■ **Task goal**:
Swap every "legend-swatch" in each listing for "legend-color-sample" and reproduce the lines with nothing else changed.
-------- Entries shown
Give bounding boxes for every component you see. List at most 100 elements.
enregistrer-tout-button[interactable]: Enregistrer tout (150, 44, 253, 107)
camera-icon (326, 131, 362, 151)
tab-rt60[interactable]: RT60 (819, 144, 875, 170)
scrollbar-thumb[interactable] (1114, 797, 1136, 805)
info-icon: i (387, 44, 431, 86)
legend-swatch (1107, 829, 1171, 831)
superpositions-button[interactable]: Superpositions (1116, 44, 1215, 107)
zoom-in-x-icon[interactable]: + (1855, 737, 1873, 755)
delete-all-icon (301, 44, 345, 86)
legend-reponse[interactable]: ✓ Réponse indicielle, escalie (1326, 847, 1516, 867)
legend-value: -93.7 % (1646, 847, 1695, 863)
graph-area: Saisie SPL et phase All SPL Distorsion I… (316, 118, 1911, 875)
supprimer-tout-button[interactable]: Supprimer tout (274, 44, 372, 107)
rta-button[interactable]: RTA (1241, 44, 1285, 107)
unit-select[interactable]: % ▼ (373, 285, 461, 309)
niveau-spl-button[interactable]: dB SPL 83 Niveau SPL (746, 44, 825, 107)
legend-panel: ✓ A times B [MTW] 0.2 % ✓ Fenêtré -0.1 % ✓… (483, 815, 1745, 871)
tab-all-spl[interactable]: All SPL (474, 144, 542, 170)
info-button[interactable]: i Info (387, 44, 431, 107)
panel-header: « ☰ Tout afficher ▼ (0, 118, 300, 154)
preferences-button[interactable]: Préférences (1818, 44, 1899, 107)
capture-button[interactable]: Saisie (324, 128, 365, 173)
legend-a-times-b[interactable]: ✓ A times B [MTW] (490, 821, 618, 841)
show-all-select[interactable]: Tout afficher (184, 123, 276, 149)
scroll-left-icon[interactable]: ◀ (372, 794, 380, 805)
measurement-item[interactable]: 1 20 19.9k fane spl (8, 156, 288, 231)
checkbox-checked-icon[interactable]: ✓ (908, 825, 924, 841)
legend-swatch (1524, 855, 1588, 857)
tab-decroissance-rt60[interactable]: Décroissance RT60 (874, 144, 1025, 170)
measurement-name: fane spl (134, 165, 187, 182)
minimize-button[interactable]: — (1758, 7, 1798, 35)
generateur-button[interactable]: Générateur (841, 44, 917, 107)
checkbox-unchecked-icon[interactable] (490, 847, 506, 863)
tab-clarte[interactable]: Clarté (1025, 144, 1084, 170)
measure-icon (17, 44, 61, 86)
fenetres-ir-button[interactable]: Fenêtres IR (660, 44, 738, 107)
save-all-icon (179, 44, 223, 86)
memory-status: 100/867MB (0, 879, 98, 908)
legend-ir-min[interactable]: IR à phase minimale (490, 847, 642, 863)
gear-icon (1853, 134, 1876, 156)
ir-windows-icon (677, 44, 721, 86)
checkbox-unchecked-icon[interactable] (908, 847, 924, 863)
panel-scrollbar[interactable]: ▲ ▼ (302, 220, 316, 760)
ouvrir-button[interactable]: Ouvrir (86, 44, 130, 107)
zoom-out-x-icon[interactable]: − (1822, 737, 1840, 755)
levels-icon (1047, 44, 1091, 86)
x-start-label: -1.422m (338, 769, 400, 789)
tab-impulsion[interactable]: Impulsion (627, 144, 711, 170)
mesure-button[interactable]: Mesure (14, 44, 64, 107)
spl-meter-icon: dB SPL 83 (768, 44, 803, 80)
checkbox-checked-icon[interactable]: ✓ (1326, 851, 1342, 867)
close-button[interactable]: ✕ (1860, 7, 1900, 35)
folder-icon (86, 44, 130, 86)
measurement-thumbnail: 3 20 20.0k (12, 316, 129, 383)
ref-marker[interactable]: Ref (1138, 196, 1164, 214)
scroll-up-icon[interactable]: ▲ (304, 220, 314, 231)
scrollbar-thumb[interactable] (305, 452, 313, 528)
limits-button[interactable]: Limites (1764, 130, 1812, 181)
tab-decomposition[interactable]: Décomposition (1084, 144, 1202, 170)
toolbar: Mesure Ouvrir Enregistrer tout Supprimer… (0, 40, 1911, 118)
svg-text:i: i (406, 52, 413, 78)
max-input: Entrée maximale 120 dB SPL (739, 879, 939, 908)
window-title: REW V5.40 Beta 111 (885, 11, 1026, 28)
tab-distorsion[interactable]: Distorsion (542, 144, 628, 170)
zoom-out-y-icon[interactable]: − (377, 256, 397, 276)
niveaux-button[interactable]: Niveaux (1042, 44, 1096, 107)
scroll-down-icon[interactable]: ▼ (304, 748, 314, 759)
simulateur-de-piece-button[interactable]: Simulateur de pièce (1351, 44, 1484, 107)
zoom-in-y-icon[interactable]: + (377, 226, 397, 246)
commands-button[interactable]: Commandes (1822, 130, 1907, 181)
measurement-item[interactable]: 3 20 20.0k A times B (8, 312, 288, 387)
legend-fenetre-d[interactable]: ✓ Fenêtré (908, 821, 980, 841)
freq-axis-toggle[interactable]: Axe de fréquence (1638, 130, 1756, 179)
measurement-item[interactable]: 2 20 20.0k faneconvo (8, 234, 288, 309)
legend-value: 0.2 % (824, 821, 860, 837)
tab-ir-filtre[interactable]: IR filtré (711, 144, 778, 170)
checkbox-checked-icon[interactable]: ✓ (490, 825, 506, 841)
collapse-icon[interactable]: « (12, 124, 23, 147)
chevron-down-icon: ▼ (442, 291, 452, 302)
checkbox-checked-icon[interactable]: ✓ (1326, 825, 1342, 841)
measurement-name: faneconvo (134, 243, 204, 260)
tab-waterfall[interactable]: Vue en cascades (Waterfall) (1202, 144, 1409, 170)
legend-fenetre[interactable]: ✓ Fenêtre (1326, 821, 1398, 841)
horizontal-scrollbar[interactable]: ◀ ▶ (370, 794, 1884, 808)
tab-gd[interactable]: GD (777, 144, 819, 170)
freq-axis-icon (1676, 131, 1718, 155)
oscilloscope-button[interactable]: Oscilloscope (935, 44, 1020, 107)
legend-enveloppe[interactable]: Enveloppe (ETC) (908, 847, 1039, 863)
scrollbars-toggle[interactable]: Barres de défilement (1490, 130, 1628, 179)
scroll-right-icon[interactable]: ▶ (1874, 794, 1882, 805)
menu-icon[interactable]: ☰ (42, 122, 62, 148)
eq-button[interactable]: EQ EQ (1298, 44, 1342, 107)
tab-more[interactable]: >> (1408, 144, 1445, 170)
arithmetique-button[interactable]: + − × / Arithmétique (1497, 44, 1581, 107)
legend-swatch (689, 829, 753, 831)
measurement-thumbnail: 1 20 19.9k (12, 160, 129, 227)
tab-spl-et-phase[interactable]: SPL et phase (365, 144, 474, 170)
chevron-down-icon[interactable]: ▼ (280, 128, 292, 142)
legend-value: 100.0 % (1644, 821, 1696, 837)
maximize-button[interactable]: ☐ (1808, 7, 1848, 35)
----------------
■ **Solution below**:
Give bounding boxes for every component you see. List at most 100 elements.
enregistrer-tout-button[interactable]: Enregistrer tout (150, 44, 253, 107)
camera-icon (326, 131, 362, 151)
tab-rt60[interactable]: RT60 (819, 144, 875, 170)
scrollbar-thumb[interactable] (1114, 797, 1136, 805)
info-icon: i (387, 44, 431, 86)
legend-color-sample (1107, 829, 1171, 831)
superpositions-button[interactable]: Superpositions (1116, 44, 1215, 107)
zoom-in-x-icon[interactable]: + (1855, 737, 1873, 755)
delete-all-icon (301, 44, 345, 86)
legend-reponse[interactable]: ✓ Réponse indicielle, escalie (1326, 847, 1516, 867)
legend-value: -93.7 % (1646, 847, 1695, 863)
graph-area: Saisie SPL et phase All SPL Distorsion I… (316, 118, 1911, 875)
supprimer-tout-button[interactable]: Supprimer tout (274, 44, 372, 107)
rta-button[interactable]: RTA (1241, 44, 1285, 107)
unit-select[interactable]: % ▼ (373, 285, 461, 309)
niveau-spl-button[interactable]: dB SPL 83 Niveau SPL (746, 44, 825, 107)
legend-panel: ✓ A times B [MTW] 0.2 % ✓ Fenêtré -0.1 % ✓… (483, 815, 1745, 871)
tab-all-spl[interactable]: All SPL (474, 144, 542, 170)
info-button[interactable]: i Info (387, 44, 431, 107)
panel-header: « ☰ Tout afficher ▼ (0, 118, 300, 154)
preferences-button[interactable]: Préférences (1818, 44, 1899, 107)
capture-button[interactable]: Saisie (324, 128, 365, 173)
legend-a-times-b[interactable]: ✓ A times B [MTW] (490, 821, 618, 841)
show-all-select[interactable]: Tout afficher (184, 123, 276, 149)
scroll-left-icon[interactable]: ◀ (372, 794, 380, 805)
measurement-item[interactable]: 1 20 19.9k fane spl (8, 156, 288, 231)
checkbox-checked-icon[interactable]: ✓ (908, 825, 924, 841)
legend-color-sample (1524, 855, 1588, 857)
tab-decroissance-rt60[interactable]: Décroissance RT60 (874, 144, 1025, 170)
measurement-name: fane spl (134, 165, 187, 182)
minimize-button[interactable]: — (1758, 7, 1798, 35)
generateur-button[interactable]: Générateur (841, 44, 917, 107)
checkbox-unchecked-icon[interactable] (490, 847, 506, 863)
tab-clarte[interactable]: Clarté (1025, 144, 1084, 170)
measure-icon (17, 44, 61, 86)
fenetres-ir-button[interactable]: Fenêtres IR (660, 44, 738, 107)
save-all-icon (179, 44, 223, 86)
memory-status: 100/867MB (0, 879, 98, 908)
legend-ir-min[interactable]: IR à phase minimale (490, 847, 642, 863)
gear-icon (1853, 134, 1876, 156)
ir-windows-icon (677, 44, 721, 86)
checkbox-unchecked-icon[interactable] (908, 847, 924, 863)
panel-scrollbar[interactable]: ▲ ▼ (302, 220, 316, 760)
ouvrir-button[interactable]: Ouvrir (86, 44, 130, 107)
zoom-out-x-icon[interactable]: − (1822, 737, 1840, 755)
levels-icon (1047, 44, 1091, 86)
x-start-label: -1.422m (338, 769, 400, 789)
tab-impulsion[interactable]: Impulsion (627, 144, 711, 170)
mesure-button[interactable]: Mesure (14, 44, 64, 107)
spl-meter-icon: dB SPL 83 (768, 44, 803, 80)
checkbox-checked-icon[interactable]: ✓ (1326, 851, 1342, 867)
close-button[interactable]: ✕ (1860, 7, 1900, 35)
folder-icon (86, 44, 130, 86)
measurement-thumbnail: 3 20 20.0k (12, 316, 129, 383)
ref-marker[interactable]: Ref (1138, 196, 1164, 214)
scroll-up-icon[interactable]: ▲ (304, 220, 314, 231)
scrollbar-thumb[interactable] (305, 452, 313, 528)
limits-button[interactable]: Limites (1764, 130, 1812, 181)
tab-decomposition[interactable]: Décomposition (1084, 144, 1202, 170)
toolbar: Mesure Ouvrir Enregistrer tout Supprimer… (0, 40, 1911, 118)
svg-text:i: i (406, 52, 413, 78)
max-input: Entrée maximale 120 dB SPL (739, 879, 939, 908)
window-title: REW V5.40 Beta 111 (885, 11, 1026, 28)
tab-distorsion[interactable]: Distorsion (542, 144, 628, 170)
zoom-out-y-icon[interactable]: − (377, 256, 397, 276)
niveaux-button[interactable]: Niveaux (1042, 44, 1096, 107)
scroll-down-icon[interactable]: ▼ (304, 748, 314, 759)
simulateur-de-piece-button[interactable]: Simulateur de pièce (1351, 44, 1484, 107)
zoom-in-y-icon[interactable]: + (377, 226, 397, 246)
commands-button[interactable]: Commandes (1822, 130, 1907, 181)
measurement-item[interactable]: 3 20 20.0k A times B (8, 312, 288, 387)
legend-fenetre-d[interactable]: ✓ Fenêtré (908, 821, 980, 841)
freq-axis-toggle[interactable]: Axe de fréquence (1638, 130, 1756, 179)
measurement-item[interactable]: 2 20 20.0k faneconvo (8, 234, 288, 309)
legend-value: 0.2 % (824, 821, 860, 837)
tab-ir-filtre[interactable]: IR filtré (711, 144, 778, 170)
checkbox-checked-icon[interactable]: ✓ (490, 825, 506, 841)
collapse-icon[interactable]: « (12, 124, 23, 147)
chevron-down-icon: ▼ (442, 291, 452, 302)
checkbox-checked-icon[interactable]: ✓ (1326, 825, 1342, 841)
measurement-name: faneconvo (134, 243, 204, 260)
tab-waterfall[interactable]: Vue en cascades (Waterfall) (1202, 144, 1409, 170)
legend-fenetre[interactable]: ✓ Fenêtre (1326, 821, 1398, 841)
horizontal-scrollbar[interactable]: ◀ ▶ (370, 794, 1884, 808)
tab-gd[interactable]: GD (777, 144, 819, 170)
freq-axis-icon (1676, 131, 1718, 155)
oscilloscope-button[interactable]: Oscilloscope (935, 44, 1020, 107)
legend-enveloppe[interactable]: Enveloppe (ETC) (908, 847, 1039, 863)
scrollbars-toggle[interactable]: Barres de défilement (1490, 130, 1628, 179)
scroll-right-icon[interactable]: ▶ (1874, 794, 1882, 805)
menu-icon[interactable]: ☰ (42, 122, 62, 148)
eq-button[interactable]: EQ EQ (1298, 44, 1342, 107)
tab-more[interactable]: >> (1408, 144, 1445, 170)
arithmetique-button[interactable]: + − × / Arithmétique (1497, 44, 1581, 107)
legend-color-sample (689, 829, 753, 831)
measurement-thumbnail: 1 20 19.9k (12, 160, 129, 227)
tab-spl-et-phase[interactable]: SPL et phase (365, 144, 474, 170)
chevron-down-icon[interactable]: ▼ (280, 128, 292, 142)
legend-value: 100.0 % (1644, 821, 1696, 837)
maximize-button[interactable]: ☐ (1808, 7, 1848, 35)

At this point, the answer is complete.